Requirement:
Give back the listing in full and exactly, leaving out the images.

Records for the exercise:

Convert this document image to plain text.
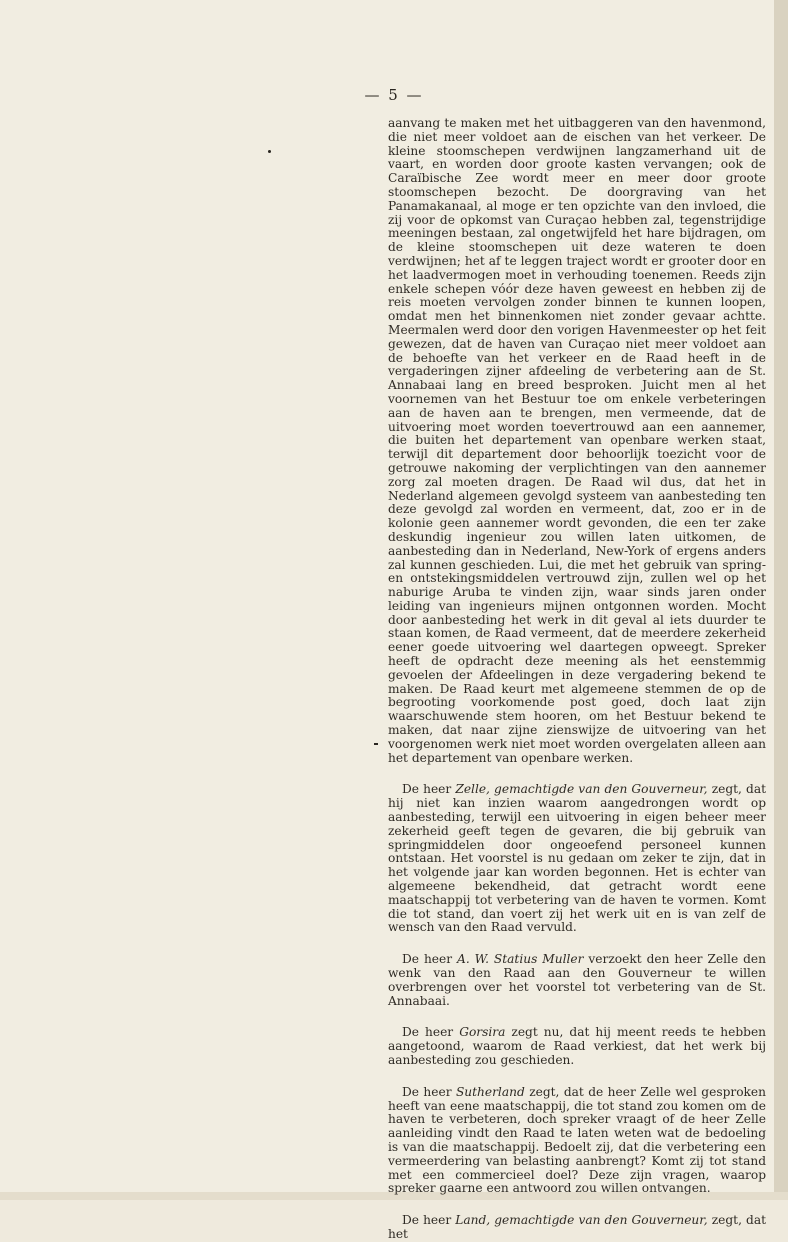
— 5 —

aanvang te maken met het uitbaggeren van den havenmond, die niet meer voldoet aan de eischen van het verkeer. De kleine stoomschepen verdwijnen langzamerhand uit de vaart, en worden door groote kasten vervangen; ook de Caraïbische Zee wordt meer en meer door groote stoomschepen bezocht. De doorgraving van het Panamakanaal, al moge er ten opzichte van den invloed, die zij voor de opkomst van Curaçao hebben zal, tegenstrijdige meeningen bestaan, zal ongetwijfeld het hare bijdragen, om de kleine stoomschepen uit deze wateren te doen verdwijnen; het af te leggen traject wordt er grooter door en het laadvermogen moet in verhouding toenemen. Reeds zijn enkele schepen vóór deze haven geweest en hebben zij de reis moeten vervolgen zonder binnen te kunnen loopen, omdat men het binnenkomen niet zonder gevaar achtte. Meermalen werd door den vorigen Havenmeester op het feit gewezen, dat de haven van Curaçao niet meer voldoet aan de behoefte van het verkeer en de Raad heeft in de vergaderingen zijner afdeeling de verbetering aan de St. Annabaai lang en breed besproken. Juicht men al het voornemen van het Bestuur toe om enkele verbeteringen aan de haven aan te brengen, men vermeende, dat de uitvoering moet worden toevertrouwd aan een aannemer, die buiten het departement van openbare werken staat, terwijl dit departement door behoorlijk toezicht voor de getrouwe nakoming der verplichtingen van den aannemer zorg zal moeten dragen. De Raad wil dus, dat het in Nederland algemeen gevolgd systeem van aanbesteding ten deze gevolgd zal worden en vermeent, dat, zoo er in de kolonie geen aannemer wordt gevonden, die een ter zake deskundig ingenieur zou willen laten uitkomen, de aanbesteding dan in Nederland, New-York of ergens anders zal kunnen geschieden. Lui, die met het gebruik van spring- en ontstekingsmiddelen vertrouwd zijn, zullen wel op het naburige Aruba te vinden zijn, waar sinds jaren onder leiding van ingenieurs mijnen ontgonnen worden. Mocht door aanbesteding het werk in dit geval al iets duurder te staan komen, de Raad vermeent, dat de meerdere zekerheid eener goede uitvoering wel daartegen opweegt. Spreker heeft de opdracht deze meening als het eenstemmig gevoelen der Afdeelingen in deze vergadering bekend te maken. De Raad keurt met algemeene stemmen de op de begrooting voorkomende post goed, doch laat zijn waarschuwende stem hooren, om het Bestuur bekend te maken, dat naar zijne zienswijze de uitvoering van het voorgenomen werk niet moet worden overgelaten alleen aan het departement van openbare werken.

De heer Zelle, gemachtigde van den Gouverneur, zegt, dat hij niet kan inzien waarom aangedrongen wordt op aanbesteding, terwijl een uitvoering in eigen beheer meer zekerheid geeft tegen de gevaren, die bij gebruik van springmiddelen door ongeoefend personeel kunnen ontstaan. Het voorstel is nu gedaan om zeker te zijn, dat in het volgende jaar kan worden begonnen. Het is echter van algemeene bekendheid, dat getracht wordt eene maatschappij tot verbetering van de haven te vormen. Komt die tot stand, dan voert zij het werk uit en is van zelf de wensch van den Raad vervuld.

De heer A. W. Statius Muller verzoekt den heer Zelle den wenk van den Raad aan den Gouverneur te willen overbrengen over het voorstel tot verbetering van de St. Annabaai.

De heer Gorsira zegt nu, dat hij meent reeds te hebben aangetoond, waarom de Raad verkiest, dat het werk bij aanbesteding zou geschieden.

De heer Sutherland zegt, dat de heer Zelle wel gesproken heeft van eene maatschappij, die tot stand zou komen om de haven te verbeteren, doch spreker vraagt of de heer Zelle aanleiding vindt den Raad te laten weten wat de bedoeling is van die maatschappij. Bedoelt zij, dat die verbetering een vermeerdering van belasting aanbrengt? Komt zij tot stand met een commercieel doel? Deze zijn vragen, waarop spreker gaarne een antwoord zou willen ontvangen.

De heer Land, gemachtigde van den Gouverneur, zegt, dat het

Written answer:
Convert this document image to plain text.
— 5 —

aanvang te maken met het uitbaggeren van den havenmond, die niet meer voldoet aan de eischen van het verkeer. De kleine stoomschepen verdwijnen langzamerhand uit de vaart, en worden door groote kasten vervangen; ook de Caraïbische Zee wordt meer en meer door groote stoomschepen bezocht. De doorgraving van het Panamakanaal, al moge er ten opzichte van den invloed, die zij voor de opkomst van Curaçao hebben zal, tegenstrijdige meeningen bestaan, zal ongetwijfeld het hare bijdragen, om de kleine stoomschepen uit deze wateren te doen verdwijnen; het af te leggen traject wordt er grooter door en het laadvermogen moet in verhouding toenemen. Reeds zijn enkele schepen vóór deze haven geweest en hebben zij de reis moeten vervolgen zonder binnen te kunnen loopen, omdat men het binnenkomen niet zonder gevaar achtte. Meermalen werd door den vorigen Havenmeester op het feit gewezen, dat de haven van Curaçao niet meer voldoet aan de behoefte van het verkeer en de Raad heeft in de vergaderingen zijner afdeeling de verbetering aan de St. Annabaai lang en breed besproken. Juicht men al het voornemen van het Bestuur toe om enkele verbeteringen aan de haven aan te brengen, men vermeende, dat de uitvoering moet worden toevertrouwd aan een aannemer, die buiten het departement van openbare werken staat, terwijl dit departement door behoorlijk toezicht voor de getrouwe nakoming der verplichtingen van den aannemer zorg zal moeten dragen. De Raad wil dus, dat het in Nederland algemeen gevolgd systeem van aanbesteding ten deze gevolgd zal worden en vermeent, dat, zoo er in de kolonie geen aannemer wordt gevonden, die een ter zake deskundig ingenieur zou willen laten uitkomen, de aanbesteding dan in Nederland, New-York of ergens anders zal kunnen geschieden. Lui, die met het gebruik van spring- en ontstekingsmiddelen vertrouwd zijn, zullen wel op het naburige Aruba te vinden zijn, waar sinds jaren onder leiding van ingenieurs mijnen ontgonnen worden. Mocht door aanbesteding het werk in dit geval al iets duurder te staan komen, de Raad vermeent, dat de meerdere zekerheid eener goede uitvoering wel daartegen opweegt. Spreker heeft de opdracht deze meening als het eenstemmig gevoelen der Afdeelingen in deze vergadering bekend te maken. De Raad keurt met algemeene stemmen de op de begrooting voorkomende post goed, doch laat zijn waarschuwende stem hooren, om het Bestuur bekend te maken, dat naar zijne zienswijze de uitvoering van het voorgenomen werk niet moet worden overgelaten alleen aan het departement van openbare werken.

De heer Zelle, gemachtigde van den Gouverneur, zegt, dat hij niet kan inzien waarom aangedrongen wordt op aanbesteding, terwijl een uitvoering in eigen beheer meer zekerheid geeft tegen de gevaren, die bij gebruik van springmiddelen door ongeoefend personeel kunnen ontstaan. Het voorstel is nu gedaan om zeker te zijn, dat in het volgende jaar kan worden begonnen. Het is echter van algemeene bekendheid, dat getracht wordt eene maatschappij tot verbetering van de haven te vormen. Komt die tot stand, dan voert zij het werk uit en is van zelf de wensch van den Raad vervuld.

De heer A. W. Statius Muller verzoekt den heer Zelle den wenk van den Raad aan den Gouverneur te willen overbrengen over het voorstel tot verbetering van de St. Annabaai.

De heer Gorsira zegt nu, dat hij meent reeds te hebben aangetoond, waarom de Raad verkiest, dat het werk bij aanbesteding zou geschieden.

De heer Sutherland zegt, dat de heer Zelle wel gesproken heeft van eene maatschappij, die tot stand zou komen om de haven te verbeteren, doch spreker vraagt of de heer Zelle aanleiding vindt den Raad te laten weten wat de bedoeling is van die maatschappij. Bedoelt zij, dat die verbetering een vermeerdering van belasting aanbrengt? Komt zij tot stand met een commercieel doel? Deze zijn vragen, waarop spreker gaarne een antwoord zou willen ontvangen.

De heer Land, gemachtigde van den Gouverneur, zegt, dat het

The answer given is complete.